Requirements -
Verbatim output of all the material below is required.

Data provided -
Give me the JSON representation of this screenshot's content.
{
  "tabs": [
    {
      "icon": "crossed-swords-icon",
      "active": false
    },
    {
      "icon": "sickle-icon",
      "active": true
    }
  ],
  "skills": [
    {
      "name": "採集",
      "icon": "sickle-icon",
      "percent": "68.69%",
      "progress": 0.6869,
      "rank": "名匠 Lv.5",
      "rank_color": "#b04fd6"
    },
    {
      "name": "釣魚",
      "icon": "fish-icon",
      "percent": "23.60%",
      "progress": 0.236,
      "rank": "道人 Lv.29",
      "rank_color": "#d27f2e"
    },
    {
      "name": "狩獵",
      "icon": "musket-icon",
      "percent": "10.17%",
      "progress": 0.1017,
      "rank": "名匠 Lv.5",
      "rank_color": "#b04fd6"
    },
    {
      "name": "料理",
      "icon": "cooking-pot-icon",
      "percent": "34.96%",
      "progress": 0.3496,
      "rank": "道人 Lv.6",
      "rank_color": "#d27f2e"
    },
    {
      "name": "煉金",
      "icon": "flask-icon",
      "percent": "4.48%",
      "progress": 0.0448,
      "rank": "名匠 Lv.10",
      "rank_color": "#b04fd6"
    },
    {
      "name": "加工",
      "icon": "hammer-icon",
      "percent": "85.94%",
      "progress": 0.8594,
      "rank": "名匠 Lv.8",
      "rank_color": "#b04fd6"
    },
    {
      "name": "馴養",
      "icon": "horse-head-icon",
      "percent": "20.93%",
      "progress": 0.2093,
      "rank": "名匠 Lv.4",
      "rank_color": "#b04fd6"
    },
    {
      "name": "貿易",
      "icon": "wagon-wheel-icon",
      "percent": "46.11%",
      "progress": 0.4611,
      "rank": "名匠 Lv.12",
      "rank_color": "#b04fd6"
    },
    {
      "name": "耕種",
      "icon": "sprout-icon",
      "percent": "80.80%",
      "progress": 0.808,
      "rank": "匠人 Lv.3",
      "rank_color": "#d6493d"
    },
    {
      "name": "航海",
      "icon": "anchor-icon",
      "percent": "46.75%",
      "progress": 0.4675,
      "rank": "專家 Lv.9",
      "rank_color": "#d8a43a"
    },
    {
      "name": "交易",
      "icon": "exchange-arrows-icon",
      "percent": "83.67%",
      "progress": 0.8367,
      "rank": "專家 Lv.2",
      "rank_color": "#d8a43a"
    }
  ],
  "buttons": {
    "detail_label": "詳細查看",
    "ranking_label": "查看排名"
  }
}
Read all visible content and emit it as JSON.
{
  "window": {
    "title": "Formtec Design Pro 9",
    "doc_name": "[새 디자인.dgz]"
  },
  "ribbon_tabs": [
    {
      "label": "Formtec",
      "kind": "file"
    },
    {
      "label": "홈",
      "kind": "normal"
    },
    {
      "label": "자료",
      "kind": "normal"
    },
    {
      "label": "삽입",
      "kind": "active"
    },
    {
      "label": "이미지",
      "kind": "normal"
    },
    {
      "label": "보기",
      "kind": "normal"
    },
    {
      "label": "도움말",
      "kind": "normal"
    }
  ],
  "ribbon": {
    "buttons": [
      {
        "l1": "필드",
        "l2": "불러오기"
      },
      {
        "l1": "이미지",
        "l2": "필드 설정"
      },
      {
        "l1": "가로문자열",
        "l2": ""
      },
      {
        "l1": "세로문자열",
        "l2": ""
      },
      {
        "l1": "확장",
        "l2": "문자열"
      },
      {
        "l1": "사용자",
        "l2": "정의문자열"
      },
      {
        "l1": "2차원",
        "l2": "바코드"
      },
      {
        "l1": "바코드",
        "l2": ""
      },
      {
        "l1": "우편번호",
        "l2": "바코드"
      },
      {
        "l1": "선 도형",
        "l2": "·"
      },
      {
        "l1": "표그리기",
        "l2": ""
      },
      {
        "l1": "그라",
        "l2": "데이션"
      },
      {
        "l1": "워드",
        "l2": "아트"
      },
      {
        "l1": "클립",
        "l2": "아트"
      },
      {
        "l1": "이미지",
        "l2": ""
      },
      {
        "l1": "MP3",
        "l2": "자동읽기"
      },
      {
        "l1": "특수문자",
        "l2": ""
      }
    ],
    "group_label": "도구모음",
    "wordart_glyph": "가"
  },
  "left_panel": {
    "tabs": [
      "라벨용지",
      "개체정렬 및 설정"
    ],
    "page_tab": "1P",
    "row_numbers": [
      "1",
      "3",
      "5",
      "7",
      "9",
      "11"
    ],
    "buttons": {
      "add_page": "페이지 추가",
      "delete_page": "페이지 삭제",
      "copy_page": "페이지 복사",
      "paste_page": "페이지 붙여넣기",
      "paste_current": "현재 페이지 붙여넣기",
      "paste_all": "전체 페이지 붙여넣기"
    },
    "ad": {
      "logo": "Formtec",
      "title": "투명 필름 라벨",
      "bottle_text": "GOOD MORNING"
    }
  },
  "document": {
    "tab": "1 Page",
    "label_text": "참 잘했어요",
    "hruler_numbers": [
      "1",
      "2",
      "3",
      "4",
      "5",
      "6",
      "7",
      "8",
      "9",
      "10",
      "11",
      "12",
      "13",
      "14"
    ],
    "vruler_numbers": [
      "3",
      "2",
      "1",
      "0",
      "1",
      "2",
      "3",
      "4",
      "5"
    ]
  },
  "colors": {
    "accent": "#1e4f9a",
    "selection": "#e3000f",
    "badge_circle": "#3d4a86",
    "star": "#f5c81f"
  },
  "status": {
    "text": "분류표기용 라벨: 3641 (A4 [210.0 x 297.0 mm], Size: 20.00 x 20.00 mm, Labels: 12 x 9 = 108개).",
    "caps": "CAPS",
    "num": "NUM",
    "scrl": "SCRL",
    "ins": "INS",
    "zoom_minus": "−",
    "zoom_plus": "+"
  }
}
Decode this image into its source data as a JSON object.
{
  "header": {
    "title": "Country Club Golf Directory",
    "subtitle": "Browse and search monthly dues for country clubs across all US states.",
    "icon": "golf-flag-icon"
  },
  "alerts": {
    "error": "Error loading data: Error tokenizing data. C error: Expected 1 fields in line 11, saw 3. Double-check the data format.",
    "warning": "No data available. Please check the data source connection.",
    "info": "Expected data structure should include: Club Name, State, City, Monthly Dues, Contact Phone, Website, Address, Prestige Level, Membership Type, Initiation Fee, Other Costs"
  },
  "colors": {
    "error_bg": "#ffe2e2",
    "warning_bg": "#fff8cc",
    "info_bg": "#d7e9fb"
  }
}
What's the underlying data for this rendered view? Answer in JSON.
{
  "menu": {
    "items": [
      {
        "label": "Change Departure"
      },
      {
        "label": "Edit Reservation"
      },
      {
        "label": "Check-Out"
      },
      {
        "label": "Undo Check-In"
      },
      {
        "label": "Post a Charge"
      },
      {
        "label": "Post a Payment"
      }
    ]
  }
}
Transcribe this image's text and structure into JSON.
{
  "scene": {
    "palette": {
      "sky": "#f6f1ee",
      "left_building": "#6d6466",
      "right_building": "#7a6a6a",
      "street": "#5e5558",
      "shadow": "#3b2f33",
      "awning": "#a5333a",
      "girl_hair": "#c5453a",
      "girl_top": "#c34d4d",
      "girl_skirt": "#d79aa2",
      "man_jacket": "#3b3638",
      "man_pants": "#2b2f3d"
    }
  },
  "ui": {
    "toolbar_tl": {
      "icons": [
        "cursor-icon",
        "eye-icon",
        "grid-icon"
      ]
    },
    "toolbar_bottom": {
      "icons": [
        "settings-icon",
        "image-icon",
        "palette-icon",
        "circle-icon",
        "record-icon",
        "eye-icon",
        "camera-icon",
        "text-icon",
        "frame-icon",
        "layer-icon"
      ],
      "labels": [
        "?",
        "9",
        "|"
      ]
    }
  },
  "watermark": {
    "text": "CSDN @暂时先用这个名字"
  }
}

Full response -
Give me the JSON representation of this screenshot's content.
{
  "tabs": [
    {
      "icon": "crossed-swords-icon",
      "active": false
    },
    {
      "icon": "sickle-icon",
      "active": true
    }
  ],
  "skills": [
    {
      "name": "採集",
      "icon": "sickle-icon",
      "percent": "68.69%",
      "progress": 0.6869,
      "rank": "名匠 Lv.5",
      "rank_color": "#b04fd6"
    },
    {
      "name": "釣魚",
      "icon": "fish-icon",
      "percent": "23.60%",
      "progress": 0.236,
      "rank": "道人 Lv.29",
      "rank_color": "#d27f2e"
    },
    {
      "name": "狩獵",
      "icon": "musket-icon",
      "percent": "10.17%",
      "progress": 0.1017,
      "rank": "名匠 Lv.5",
      "rank_color": "#b04fd6"
    },
    {
      "name": "料理",
      "icon": "cooking-pot-icon",
      "percent": "34.96%",
      "progress": 0.3496,
      "rank": "道人 Lv.6",
      "rank_color": "#d27f2e"
    },
    {
      "name": "煉金",
      "icon": "flask-icon",
      "percent": "4.48%",
      "progress": 0.0448,
      "rank": "名匠 Lv.10",
      "rank_color": "#b04fd6"
    },
    {
      "name": "加工",
      "icon": "hammer-icon",
      "percent": "85.94%",
      "progress": 0.8594,
      "rank": "名匠 Lv.8",
      "rank_color": "#b04fd6"
    },
    {
      "name": "馴養",
      "icon": "horse-head-icon",
      "percent": "20.93%",
      "progress": 0.2093,
      "rank": "名匠 Lv.4",
      "rank_color": "#b04fd6"
    },
    {
      "name": "貿易",
      "icon": "wagon-wheel-icon",
      "percent": "46.11%",
      "progress": 0.4611,
      "rank": "名匠 Lv.12",
      "rank_color": "#b04fd6"
    },
    {
      "name": "耕種",
      "icon": "sprout-icon",
      "percent": "80.80%",
      "progress": 0.808,
      "rank": "匠人 Lv.3",
      "rank_color": "#d6493d"
    },
    {
      "name": "航海",
      "icon": "anchor-icon",
      "percent": "46.75%",
      "progress": 0.4675,
      "rank": "專家 Lv.9",
      "rank_color": "#d8a43a"
    },
    {
      "name": "交易",
      "icon": "exchange-arrows-icon",
      "percent": "83.67%",
      "progress": 0.8367,
      "rank": "專家 Lv.2",
      "rank_color": "#d8a43a"
    }
  ],
  "buttons": {
    "detail_label": "詳細查看",
    "ranking_label": "查看排名"
  }
}
Read all visible content and emit it as JSON.
{
  "window": {
    "title": "Formtec Design Pro 9",
    "doc_name": "[새 디자인.dgz]"
  },
  "ribbon_tabs": [
    {
      "label": "Formtec",
      "kind": "file"
    },
    {
      "label": "홈",
      "kind": "normal"
    },
    {
      "label": "자료",
      "kind": "normal"
    },
    {
      "label": "삽입",
      "kind": "active"
    },
    {
      "label": "이미지",
      "kind": "normal"
    },
    {
      "label": "보기",
      "kind": "normal"
    },
    {
      "label": "도움말",
      "kind": "normal"
    }
  ],
  "ribbon": {
    "buttons": [
      {
        "l1": "필드",
        "l2": "불러오기"
      },
      {
        "l1": "이미지",
        "l2": "필드 설정"
      },
      {
        "l1": "가로문자열",
        "l2": ""
      },
      {
        "l1": "세로문자열",
        "l2": ""
      },
      {
        "l1": "확장",
        "l2": "문자열"
      },
      {
        "l1": "사용자",
        "l2": "정의문자열"
      },
      {
        "l1": "2차원",
        "l2": "바코드"
      },
      {
        "l1": "바코드",
        "l2": ""
      },
      {
        "l1": "우편번호",
        "l2": "바코드"
      },
      {
        "l1": "선 도형",
        "l2": "·"
      },
      {
        "l1": "표그리기",
        "l2": ""
      },
      {
        "l1": "그라",
        "l2": "데이션"
      },
      {
        "l1": "워드",
        "l2": "아트"
      },
      {
        "l1": "클립",
        "l2": "아트"
      },
      {
        "l1": "이미지",
        "l2": ""
      },
      {
        "l1": "MP3",
        "l2": "자동읽기"
      },
      {
        "l1": "특수문자",
        "l2": ""
      }
    ],
    "group_label": "도구모음",
    "wordart_glyph": "가"
  },
  "left_panel": {
    "tabs": [
      "라벨용지",
      "개체정렬 및 설정"
    ],
    "page_tab": "1P",
    "row_numbers": [
      "1",
      "3",
      "5",
      "7",
      "9",
      "11"
    ],
    "buttons": {
      "add_page": "페이지 추가",
      "delete_page": "페이지 삭제",
      "copy_page": "페이지 복사",
      "paste_page": "페이지 붙여넣기",
      "paste_current": "현재 페이지 붙여넣기",
      "paste_all": "전체 페이지 붙여넣기"
    },
    "ad": {
      "logo": "Formtec",
      "title": "투명 필름 라벨",
      "bottle_text": "GOOD MORNING"
    }
  },
  "document": {
    "tab": "1 Page",
    "label_text": "참 잘했어요",
    "hruler_numbers": [
      "1",
      "2",
      "3",
      "4",
      "5",
      "6",
      "7",
      "8",
      "9",
      "10",
      "11",
      "12",
      "13",
      "14"
    ],
    "vruler_numbers": [
      "3",
      "2",
      "1",
      "0",
      "1",
      "2",
      "3",
      "4",
      "5"
    ]
  },
  "colors": {
    "accent": "#1e4f9a",
    "selection": "#e3000f",
    "badge_circle": "#3d4a86",
    "star": "#f5c81f"
  },
  "status": {
    "text": "분류표기용 라벨: 3641 (A4 [210.0 x 297.0 mm], Size: 20.00 x 20.00 mm, Labels: 12 x 9 = 108개).",
    "caps": "CAPS",
    "num": "NUM",
    "scrl": "SCRL",
    "ins": "INS",
    "zoom_minus": "−",
    "zoom_plus": "+"
  }
}
Decode this image into its source data as a JSON object.
{
  "header": {
    "title": "Country Club Golf Directory",
    "subtitle": "Browse and search monthly dues for country clubs across all US states.",
    "icon": "golf-flag-icon"
  },
  "alerts": {
    "error": "Error loading data: Error tokenizing data. C error: Expected 1 fields in line 11, saw 3. Double-check the data format.",
    "warning": "No data available. Please check the data source connection.",
    "info": "Expected data structure should include: Club Name, State, City, Monthly Dues, Contact Phone, Website, Address, Prestige Level, Membership Type, Initiation Fee, Other Costs"
  },
  "colors": {
    "error_bg": "#ffe2e2",
    "warning_bg": "#fff8cc",
    "info_bg": "#d7e9fb"
  }
}
What's the underlying data for this rendered view? Answer in JSON.
{
  "menu": {
    "items": [
      {
        "label": "Change Departure"
      },
      {
        "label": "Edit Reservation"
      },
      {
        "label": "Check-Out"
      },
      {
        "label": "Undo Check-In"
      },
      {
        "label": "Post a Charge"
      },
      {
        "label": "Post a Payment"
      }
    ]
  }
}
Transcribe this image's text and structure into JSON.
{
  "scene": {
    "palette": {
      "sky": "#f6f1ee",
      "left_building": "#6d6466",
      "right_building": "#7a6a6a",
      "street": "#5e5558",
      "shadow": "#3b2f33",
      "awning": "#a5333a",
      "girl_hair": "#c5453a",
      "girl_top": "#c34d4d",
      "girl_skirt": "#d79aa2",
      "man_jacket": "#3b3638",
      "man_pants": "#2b2f3d"
    }
  },
  "ui": {
    "toolbar_tl": {
      "icons": [
        "cursor-icon",
        "eye-icon",
        "grid-icon"
      ]
    },
    "toolbar_bottom": {
      "icons": [
        "settings-icon",
        "image-icon",
        "palette-icon",
        "circle-icon",
        "record-icon",
        "eye-icon",
        "camera-icon",
        "text-icon",
        "frame-icon",
        "layer-icon"
      ],
      "labels": [
        "?",
        "9",
        "|"
      ]
    }
  },
  "watermark": {
    "text": "CSDN @暂时先用这个名字"
  }
}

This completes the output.